→ **Exercise**: Copy each line in the data that includes the word "Funding".
--*--
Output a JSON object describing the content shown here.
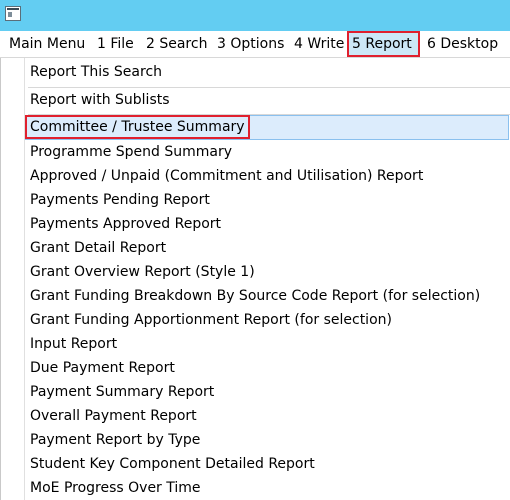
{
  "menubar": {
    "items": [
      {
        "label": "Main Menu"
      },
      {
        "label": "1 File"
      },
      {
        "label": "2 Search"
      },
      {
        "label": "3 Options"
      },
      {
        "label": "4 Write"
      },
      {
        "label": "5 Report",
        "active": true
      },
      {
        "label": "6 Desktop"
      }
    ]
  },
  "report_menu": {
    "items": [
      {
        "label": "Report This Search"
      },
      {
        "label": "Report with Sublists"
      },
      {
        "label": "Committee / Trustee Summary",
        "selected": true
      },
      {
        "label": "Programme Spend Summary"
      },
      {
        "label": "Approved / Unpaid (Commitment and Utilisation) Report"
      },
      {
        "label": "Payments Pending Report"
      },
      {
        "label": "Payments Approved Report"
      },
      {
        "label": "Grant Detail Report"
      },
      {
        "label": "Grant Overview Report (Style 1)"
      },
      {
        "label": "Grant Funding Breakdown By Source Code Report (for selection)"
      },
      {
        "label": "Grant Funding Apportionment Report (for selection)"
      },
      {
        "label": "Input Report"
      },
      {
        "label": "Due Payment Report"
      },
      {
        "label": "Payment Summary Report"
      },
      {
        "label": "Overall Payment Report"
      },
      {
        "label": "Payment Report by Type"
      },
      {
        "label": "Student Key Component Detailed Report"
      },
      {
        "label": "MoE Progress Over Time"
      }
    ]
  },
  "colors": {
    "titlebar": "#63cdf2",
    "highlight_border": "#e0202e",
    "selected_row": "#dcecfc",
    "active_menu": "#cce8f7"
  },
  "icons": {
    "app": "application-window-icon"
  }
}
--*--
→ **Answer to the exercise**:
        "label": "Grant Funding Breakdown By Source Code Report (for selection)"
        "label": "Grant Funding Apportionment Report (for selection)"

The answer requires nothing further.